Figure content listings
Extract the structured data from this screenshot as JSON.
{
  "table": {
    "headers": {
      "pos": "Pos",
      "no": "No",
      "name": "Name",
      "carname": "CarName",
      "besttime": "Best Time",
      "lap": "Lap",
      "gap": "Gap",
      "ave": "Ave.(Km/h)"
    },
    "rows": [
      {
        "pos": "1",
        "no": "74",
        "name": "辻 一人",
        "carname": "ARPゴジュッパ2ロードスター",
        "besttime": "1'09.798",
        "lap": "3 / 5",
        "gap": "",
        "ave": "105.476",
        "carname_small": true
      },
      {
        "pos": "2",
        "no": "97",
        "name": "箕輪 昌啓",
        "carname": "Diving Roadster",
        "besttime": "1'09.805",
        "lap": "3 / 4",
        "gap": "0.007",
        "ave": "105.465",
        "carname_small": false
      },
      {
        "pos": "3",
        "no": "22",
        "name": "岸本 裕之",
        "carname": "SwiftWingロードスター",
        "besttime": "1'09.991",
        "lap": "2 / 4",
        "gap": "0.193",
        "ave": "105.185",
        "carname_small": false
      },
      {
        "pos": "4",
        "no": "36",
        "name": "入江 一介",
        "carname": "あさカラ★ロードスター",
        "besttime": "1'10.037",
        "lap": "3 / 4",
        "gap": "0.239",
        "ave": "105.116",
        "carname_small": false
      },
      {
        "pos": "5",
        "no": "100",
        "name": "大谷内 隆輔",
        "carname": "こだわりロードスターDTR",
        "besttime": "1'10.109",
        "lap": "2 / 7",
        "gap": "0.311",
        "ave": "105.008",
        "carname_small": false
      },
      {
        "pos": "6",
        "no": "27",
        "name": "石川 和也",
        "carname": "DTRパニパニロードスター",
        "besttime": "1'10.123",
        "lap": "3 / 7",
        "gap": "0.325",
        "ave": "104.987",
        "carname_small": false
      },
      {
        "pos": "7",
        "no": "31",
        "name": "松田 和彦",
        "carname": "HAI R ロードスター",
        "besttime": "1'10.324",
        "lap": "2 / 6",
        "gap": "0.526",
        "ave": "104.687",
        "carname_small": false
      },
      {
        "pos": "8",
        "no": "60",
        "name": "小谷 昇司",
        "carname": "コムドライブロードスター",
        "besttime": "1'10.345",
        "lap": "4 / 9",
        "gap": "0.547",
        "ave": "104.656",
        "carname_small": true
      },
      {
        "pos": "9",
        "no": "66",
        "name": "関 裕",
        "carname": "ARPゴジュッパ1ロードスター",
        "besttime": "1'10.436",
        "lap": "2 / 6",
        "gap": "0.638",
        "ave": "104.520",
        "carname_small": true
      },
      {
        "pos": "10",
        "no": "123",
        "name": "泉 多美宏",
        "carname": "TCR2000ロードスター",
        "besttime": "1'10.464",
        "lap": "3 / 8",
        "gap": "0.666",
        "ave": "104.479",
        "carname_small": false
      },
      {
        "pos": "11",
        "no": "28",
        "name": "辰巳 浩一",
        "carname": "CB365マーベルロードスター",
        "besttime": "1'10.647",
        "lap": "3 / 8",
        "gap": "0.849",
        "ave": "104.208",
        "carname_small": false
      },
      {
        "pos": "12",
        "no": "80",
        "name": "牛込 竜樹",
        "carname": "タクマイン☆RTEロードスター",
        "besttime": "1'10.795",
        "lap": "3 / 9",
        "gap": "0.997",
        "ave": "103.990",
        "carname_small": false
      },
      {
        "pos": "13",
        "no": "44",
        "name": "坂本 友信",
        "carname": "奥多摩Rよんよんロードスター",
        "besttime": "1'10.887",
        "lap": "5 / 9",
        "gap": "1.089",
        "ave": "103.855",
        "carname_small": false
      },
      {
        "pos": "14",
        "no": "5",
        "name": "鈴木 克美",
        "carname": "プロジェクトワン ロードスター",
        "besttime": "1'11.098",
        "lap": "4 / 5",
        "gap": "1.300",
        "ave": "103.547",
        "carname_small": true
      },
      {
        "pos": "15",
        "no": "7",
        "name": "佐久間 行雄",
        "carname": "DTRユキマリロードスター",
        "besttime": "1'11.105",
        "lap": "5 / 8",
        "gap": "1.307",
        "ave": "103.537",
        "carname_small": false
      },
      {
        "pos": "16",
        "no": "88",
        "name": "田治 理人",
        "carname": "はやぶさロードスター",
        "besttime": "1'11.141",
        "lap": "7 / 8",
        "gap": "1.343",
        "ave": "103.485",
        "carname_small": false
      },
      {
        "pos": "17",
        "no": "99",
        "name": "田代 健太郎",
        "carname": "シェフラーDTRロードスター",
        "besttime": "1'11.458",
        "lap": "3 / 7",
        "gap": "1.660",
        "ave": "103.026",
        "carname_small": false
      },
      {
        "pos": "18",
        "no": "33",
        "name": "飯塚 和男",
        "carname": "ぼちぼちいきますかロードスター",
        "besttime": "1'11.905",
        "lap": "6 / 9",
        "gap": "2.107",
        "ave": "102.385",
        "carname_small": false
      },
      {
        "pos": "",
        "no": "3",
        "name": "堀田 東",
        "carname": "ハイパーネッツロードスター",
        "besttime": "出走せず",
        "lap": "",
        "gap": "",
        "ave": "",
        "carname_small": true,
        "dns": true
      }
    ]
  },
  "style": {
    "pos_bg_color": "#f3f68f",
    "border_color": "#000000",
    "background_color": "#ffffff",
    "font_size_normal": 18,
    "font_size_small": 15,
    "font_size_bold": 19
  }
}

* * *

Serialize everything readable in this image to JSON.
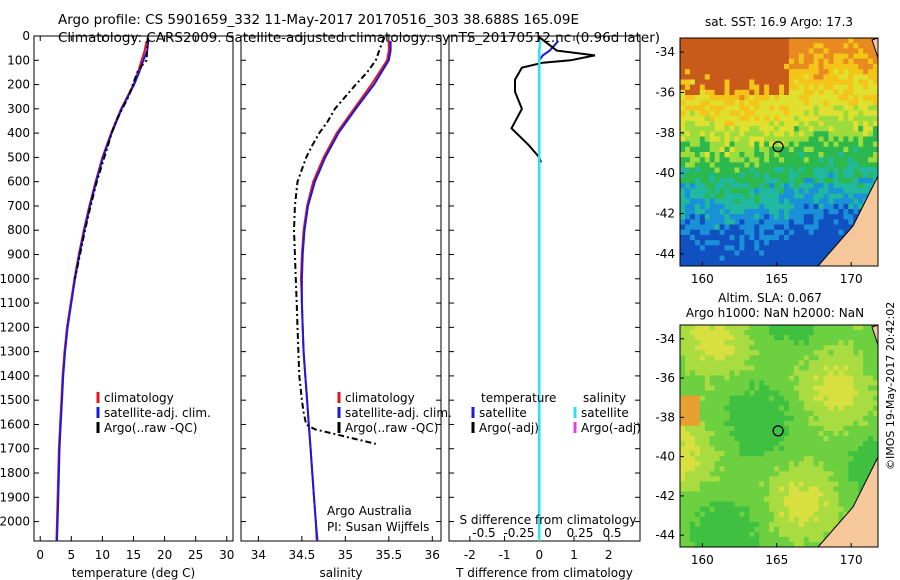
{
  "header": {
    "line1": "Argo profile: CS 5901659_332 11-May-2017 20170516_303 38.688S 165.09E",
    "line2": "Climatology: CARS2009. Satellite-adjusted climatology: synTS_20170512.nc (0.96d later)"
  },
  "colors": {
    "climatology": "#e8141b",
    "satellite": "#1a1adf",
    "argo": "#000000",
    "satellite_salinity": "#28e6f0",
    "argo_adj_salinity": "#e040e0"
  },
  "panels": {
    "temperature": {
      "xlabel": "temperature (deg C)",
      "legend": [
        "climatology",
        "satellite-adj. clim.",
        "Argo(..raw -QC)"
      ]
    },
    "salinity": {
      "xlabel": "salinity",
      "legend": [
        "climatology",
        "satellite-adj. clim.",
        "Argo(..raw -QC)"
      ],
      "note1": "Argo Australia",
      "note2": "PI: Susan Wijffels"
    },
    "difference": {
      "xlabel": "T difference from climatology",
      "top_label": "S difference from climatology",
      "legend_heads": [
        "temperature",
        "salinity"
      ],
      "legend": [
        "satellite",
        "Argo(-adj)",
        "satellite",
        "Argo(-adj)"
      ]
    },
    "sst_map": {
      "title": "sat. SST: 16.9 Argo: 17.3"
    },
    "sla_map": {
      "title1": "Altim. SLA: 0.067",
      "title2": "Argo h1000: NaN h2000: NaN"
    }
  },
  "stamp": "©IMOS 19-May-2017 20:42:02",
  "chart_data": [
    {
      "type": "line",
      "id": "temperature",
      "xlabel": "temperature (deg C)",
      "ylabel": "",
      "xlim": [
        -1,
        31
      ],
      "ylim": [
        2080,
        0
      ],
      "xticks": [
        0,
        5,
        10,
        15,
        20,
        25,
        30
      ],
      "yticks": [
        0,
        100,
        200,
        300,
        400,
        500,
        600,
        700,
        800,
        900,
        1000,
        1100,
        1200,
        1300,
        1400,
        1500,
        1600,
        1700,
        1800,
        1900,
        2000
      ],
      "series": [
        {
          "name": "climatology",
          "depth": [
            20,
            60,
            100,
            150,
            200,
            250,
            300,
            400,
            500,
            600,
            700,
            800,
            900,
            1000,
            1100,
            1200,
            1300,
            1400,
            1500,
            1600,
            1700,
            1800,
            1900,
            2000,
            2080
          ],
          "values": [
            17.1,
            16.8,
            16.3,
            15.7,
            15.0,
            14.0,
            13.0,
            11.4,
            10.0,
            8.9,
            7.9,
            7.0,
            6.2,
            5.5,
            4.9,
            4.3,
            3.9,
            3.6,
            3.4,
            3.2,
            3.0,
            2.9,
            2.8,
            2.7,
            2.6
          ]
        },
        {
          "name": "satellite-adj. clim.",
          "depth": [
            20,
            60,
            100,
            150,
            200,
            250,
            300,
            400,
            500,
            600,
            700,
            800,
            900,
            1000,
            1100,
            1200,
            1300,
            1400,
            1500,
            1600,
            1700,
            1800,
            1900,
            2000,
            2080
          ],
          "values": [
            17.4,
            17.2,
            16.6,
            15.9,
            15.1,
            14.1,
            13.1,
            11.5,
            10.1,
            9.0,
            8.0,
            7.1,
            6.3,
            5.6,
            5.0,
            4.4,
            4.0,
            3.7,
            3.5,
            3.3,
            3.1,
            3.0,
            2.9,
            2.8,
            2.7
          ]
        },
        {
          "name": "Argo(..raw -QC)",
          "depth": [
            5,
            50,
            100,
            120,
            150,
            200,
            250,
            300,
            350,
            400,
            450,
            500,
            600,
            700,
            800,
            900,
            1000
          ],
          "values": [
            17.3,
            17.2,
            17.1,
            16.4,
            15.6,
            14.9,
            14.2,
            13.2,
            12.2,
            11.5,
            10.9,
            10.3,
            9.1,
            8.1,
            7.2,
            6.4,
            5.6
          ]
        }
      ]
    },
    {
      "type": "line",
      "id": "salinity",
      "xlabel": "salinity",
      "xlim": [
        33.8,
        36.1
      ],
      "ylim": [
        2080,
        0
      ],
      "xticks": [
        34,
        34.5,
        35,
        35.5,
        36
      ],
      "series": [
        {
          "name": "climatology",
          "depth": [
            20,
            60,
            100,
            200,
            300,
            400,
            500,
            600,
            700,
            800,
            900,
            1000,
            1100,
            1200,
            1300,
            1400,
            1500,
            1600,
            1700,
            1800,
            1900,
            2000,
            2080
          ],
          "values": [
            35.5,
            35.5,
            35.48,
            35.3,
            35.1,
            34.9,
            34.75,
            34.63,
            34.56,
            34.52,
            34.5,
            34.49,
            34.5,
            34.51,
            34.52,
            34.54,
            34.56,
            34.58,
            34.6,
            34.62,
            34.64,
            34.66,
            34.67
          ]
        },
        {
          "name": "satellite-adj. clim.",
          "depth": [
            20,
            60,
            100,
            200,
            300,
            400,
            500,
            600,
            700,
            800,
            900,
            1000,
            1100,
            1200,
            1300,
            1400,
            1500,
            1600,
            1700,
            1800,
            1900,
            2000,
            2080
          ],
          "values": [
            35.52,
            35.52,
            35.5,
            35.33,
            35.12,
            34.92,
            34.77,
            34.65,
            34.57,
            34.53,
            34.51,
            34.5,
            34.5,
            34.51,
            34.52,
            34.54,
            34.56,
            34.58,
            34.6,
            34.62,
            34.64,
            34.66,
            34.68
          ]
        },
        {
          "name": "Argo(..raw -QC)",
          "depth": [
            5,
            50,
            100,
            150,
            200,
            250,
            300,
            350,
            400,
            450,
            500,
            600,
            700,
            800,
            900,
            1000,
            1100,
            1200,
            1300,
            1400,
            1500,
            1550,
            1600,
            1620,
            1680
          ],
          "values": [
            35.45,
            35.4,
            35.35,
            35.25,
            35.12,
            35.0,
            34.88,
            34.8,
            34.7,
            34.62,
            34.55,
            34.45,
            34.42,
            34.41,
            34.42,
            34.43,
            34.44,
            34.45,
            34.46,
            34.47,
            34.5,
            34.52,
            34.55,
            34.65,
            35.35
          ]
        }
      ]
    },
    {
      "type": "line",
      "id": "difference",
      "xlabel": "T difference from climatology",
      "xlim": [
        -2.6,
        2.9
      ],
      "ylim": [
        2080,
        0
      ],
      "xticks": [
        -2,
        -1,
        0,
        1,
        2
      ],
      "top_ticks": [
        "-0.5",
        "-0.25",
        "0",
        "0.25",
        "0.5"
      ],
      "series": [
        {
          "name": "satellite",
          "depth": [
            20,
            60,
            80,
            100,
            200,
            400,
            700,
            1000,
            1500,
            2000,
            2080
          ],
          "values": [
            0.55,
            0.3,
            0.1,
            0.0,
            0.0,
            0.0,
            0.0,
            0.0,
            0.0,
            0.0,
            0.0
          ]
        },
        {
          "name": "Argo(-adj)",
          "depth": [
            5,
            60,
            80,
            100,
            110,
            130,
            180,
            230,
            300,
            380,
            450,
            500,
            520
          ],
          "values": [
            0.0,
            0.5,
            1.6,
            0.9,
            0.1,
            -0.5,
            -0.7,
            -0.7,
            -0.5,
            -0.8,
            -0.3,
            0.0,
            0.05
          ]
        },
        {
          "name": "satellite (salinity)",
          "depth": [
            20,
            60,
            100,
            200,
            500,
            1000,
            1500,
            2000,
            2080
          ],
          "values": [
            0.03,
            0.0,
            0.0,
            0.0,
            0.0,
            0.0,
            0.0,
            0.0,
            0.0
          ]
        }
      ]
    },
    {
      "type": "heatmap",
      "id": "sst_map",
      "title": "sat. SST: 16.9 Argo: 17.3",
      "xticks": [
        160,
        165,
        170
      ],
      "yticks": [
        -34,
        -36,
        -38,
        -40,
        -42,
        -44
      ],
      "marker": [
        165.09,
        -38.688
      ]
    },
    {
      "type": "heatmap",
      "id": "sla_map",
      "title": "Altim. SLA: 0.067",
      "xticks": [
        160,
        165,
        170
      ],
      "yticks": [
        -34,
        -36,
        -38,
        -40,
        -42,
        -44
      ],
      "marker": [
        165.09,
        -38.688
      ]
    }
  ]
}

WORK TO BE COMPLETED.
Among the lines of the data, identify those with the word "this". Copy each of them.

WRITTEN REPLY.
Extract the structured data from this screenshot as JSON.
Serialize everything readable in this image to JSON.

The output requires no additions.